§ **Goal A**: Repeat the entries from the line containing "Find all labels, buttons, inputs, and" through the line containing "header-cell: Cap (ton) [1,0,185,40]", inclusive, reproducing each line exactly.
*** Source excerpt ***
A Jug of Wine, a Loaf of Bread, and Thou. Three theories that explain almost everything we want to know in simple terms: PART 2, A Loaf of Bread

In my previous writing (Part 1) I used a jug of wine as a symbol to explain why I believe we spend so much time dulling our senses with chemicals and activities that cater to the brain’s incessant need to process information around us to assure our survival. That post came from my musings in psychology. In this part (Part 2), taken from a paper I wrote on a unified theory of consciousness (in one of my weaker philosophical moments) I put on my physicists hat explain our relationship to time. Hopefully after Part 3 I can time all of this together into a unified theory that will explain everything about everything.

In this physical world we are constrained by time. We can change our location throughout the universe by moving but time marches ever forward no matter what we do or where we go. We are able to look far back in time using telescopes that see photons that were created far in the past but we still haven’t seen the beginning (or end) of time. The only way that humans can overcome the vector of time is through the mind. We can both remember the past and imagine the future therefore transcending time completely. This author’s believes that this often overlooked superpower that we possess is one of the keys to understanding everything about everything. The body is constrained to the physical plane but the mind can move freely forwards and backwards in the temporal plane. So how can the physical body exist in one plane of existence and the consciousness simultaneously exist in another? Lets first examine some lessons from physics.

It is well known that the speed of light is asymptotic at a point at which time and space reverse properties (i.e. on the other side of the asymptote you can change your time but not your position whereas on this side (our side) you can change your position but not your time). I propose that time is the barrier between the physical and spiritual world where consciousness resides. How does this work?
*** Material for this task ***
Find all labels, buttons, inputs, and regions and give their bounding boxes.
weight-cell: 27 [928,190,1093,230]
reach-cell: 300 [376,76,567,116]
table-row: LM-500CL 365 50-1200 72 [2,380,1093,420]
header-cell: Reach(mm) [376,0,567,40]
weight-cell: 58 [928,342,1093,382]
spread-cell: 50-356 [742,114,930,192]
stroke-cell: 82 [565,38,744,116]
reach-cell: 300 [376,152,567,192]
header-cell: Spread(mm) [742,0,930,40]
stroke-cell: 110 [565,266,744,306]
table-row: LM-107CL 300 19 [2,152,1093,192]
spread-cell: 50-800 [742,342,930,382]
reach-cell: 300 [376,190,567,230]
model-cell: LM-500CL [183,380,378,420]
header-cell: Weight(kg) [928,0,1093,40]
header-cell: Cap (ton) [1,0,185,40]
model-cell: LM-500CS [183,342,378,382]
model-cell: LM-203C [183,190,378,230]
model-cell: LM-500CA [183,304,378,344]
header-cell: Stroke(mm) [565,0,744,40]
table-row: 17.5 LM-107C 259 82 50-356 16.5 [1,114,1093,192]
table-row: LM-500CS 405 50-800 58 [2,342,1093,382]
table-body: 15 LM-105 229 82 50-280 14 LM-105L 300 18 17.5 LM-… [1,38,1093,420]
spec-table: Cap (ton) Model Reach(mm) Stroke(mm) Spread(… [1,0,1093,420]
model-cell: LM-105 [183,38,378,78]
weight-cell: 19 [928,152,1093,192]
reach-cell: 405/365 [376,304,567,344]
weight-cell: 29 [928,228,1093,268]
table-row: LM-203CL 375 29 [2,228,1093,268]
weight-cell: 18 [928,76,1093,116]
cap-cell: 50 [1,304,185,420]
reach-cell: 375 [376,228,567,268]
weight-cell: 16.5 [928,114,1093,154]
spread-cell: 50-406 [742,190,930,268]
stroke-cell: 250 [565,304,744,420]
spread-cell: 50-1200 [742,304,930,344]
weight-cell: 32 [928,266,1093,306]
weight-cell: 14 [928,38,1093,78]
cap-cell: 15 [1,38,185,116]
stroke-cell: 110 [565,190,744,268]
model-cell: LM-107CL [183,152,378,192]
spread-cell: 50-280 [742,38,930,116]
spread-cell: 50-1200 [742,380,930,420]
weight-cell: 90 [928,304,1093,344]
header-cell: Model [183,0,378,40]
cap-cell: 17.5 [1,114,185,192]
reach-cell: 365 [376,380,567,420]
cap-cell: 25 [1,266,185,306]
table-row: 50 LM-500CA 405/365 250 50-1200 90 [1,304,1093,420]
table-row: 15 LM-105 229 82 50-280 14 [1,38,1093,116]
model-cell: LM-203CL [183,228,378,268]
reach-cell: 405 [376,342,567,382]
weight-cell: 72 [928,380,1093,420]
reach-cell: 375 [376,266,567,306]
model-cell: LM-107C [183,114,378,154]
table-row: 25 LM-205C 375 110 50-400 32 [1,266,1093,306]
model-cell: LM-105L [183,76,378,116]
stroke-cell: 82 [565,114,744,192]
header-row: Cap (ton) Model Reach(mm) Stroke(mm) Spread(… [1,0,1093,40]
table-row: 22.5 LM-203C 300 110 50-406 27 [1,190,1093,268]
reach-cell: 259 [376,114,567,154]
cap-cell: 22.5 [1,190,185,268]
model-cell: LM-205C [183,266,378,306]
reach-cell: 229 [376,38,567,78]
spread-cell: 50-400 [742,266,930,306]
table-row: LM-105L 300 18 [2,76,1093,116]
***
*** Material for this task ***
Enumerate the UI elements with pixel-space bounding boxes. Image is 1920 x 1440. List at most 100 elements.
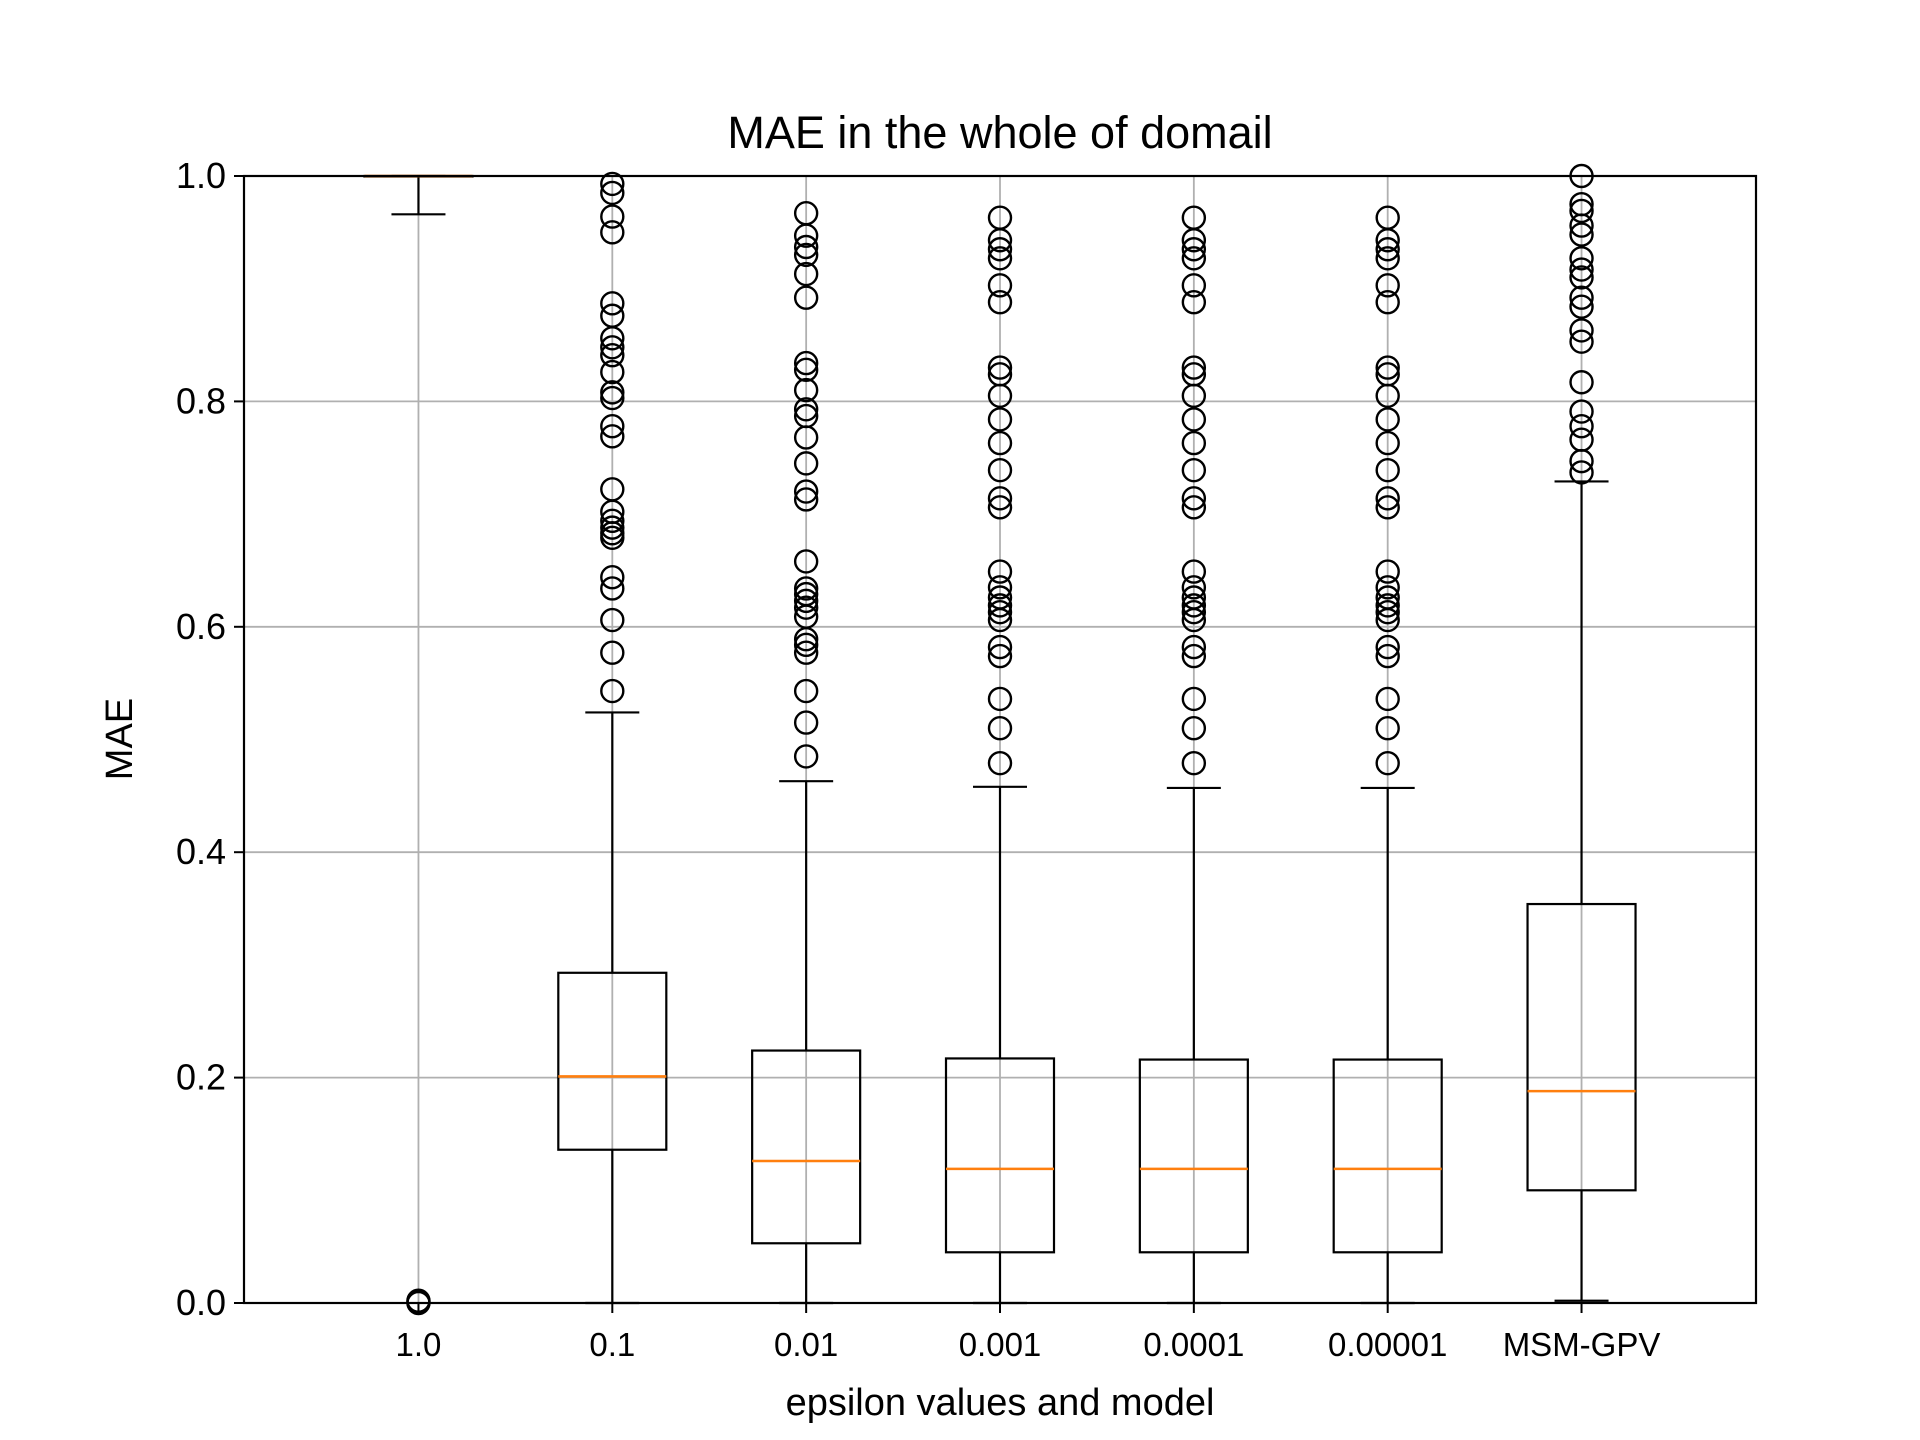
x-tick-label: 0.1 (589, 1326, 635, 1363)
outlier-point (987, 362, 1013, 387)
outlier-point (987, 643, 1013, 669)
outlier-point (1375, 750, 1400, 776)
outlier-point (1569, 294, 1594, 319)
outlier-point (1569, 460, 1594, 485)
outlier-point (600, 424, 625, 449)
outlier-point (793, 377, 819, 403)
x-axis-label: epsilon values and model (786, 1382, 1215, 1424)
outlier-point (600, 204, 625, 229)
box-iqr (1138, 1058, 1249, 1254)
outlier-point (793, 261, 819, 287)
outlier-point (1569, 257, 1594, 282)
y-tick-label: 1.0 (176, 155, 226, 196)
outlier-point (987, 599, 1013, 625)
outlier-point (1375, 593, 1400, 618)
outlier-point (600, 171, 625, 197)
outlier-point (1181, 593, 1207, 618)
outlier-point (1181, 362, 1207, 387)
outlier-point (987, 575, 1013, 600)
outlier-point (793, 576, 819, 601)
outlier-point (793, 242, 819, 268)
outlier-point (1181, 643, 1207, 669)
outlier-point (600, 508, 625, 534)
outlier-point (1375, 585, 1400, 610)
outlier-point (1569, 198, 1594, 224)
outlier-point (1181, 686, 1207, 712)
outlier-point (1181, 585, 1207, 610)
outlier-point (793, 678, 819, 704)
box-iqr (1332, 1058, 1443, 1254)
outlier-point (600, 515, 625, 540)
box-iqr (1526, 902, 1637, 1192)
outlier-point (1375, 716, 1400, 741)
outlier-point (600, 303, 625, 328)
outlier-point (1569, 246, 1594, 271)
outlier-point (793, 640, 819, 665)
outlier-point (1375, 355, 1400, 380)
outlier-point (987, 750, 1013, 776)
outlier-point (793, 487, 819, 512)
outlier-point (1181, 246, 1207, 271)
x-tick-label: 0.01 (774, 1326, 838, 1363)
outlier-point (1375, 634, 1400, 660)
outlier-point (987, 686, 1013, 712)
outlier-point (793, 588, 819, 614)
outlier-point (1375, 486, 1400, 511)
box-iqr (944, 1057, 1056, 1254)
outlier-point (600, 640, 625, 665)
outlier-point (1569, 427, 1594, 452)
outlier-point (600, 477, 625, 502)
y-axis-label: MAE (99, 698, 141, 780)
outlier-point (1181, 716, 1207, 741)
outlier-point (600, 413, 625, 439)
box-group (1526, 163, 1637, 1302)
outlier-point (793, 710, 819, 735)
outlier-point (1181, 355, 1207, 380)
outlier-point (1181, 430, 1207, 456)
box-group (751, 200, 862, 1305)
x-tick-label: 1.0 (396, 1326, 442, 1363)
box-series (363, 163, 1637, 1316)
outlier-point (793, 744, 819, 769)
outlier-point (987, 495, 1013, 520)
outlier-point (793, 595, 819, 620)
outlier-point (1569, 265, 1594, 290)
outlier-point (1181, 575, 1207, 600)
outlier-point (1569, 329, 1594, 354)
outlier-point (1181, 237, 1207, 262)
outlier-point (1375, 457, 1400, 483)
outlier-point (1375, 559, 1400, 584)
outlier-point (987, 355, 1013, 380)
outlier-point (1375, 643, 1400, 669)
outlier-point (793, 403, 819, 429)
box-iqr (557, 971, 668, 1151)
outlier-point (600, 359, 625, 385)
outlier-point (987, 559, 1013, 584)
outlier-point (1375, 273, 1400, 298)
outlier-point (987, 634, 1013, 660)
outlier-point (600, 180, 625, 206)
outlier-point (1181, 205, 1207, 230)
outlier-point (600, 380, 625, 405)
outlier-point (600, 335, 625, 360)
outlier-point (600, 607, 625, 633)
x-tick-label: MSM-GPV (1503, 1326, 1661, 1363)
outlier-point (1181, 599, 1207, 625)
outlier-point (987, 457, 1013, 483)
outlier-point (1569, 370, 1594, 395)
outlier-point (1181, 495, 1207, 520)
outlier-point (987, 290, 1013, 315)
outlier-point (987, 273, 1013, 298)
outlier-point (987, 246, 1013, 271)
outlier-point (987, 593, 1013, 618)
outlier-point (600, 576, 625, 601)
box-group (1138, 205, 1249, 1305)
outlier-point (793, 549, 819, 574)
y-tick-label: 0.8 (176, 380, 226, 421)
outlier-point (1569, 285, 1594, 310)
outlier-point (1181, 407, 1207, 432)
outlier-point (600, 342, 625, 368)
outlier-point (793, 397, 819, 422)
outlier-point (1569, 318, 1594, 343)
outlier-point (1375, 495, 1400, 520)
***
§ **Goal B**: In the blog post above, condense the paragraph beginning "In this physical world we are constrained by time" into a short bulleted list that keeps its main points.

§ **Expected output A**:
Find all labels, buttons, inputs, and regions and give their bounding boxes.
weight-cell: 27 [928,190,1093,230]
reach-cell: 300 [376,76,567,116]
table-row: LM-500CL 365 50-1200 72 [2,380,1093,420]
header-cell: Reach(mm) [376,0,567,40]
weight-cell: 58 [928,342,1093,382]
spread-cell: 50-356 [742,114,930,192]
stroke-cell: 82 [565,38,744,116]
reach-cell: 300 [376,152,567,192]
header-cell: Spread(mm) [742,0,930,40]
stroke-cell: 110 [565,266,744,306]
table-row: LM-107CL 300 19 [2,152,1093,192]
spread-cell: 50-800 [742,342,930,382]
reach-cell: 300 [376,190,567,230]
model-cell: LM-500CL [183,380,378,420]
header-cell: Weight(kg) [928,0,1093,40]
header-cell: Cap (ton) [1,0,185,40]

§ **Expected output B**:
- Physically we are bound by time: we can move through the universe, but time always moves forward.
- Telescopes let us see photons created long ago, yet we have not seen the beginning or end of time.
- Only the mind overcomes time, by remembering the past and imagining the future.
- The author sees this overlooked "superpower" as a key to understanding everything.
- The body is confined to the physical plane, while the mind moves freely through the temporal plane.
- This raises the question of how body and consciousness can exist in different planes at once, which the author approaches through physics.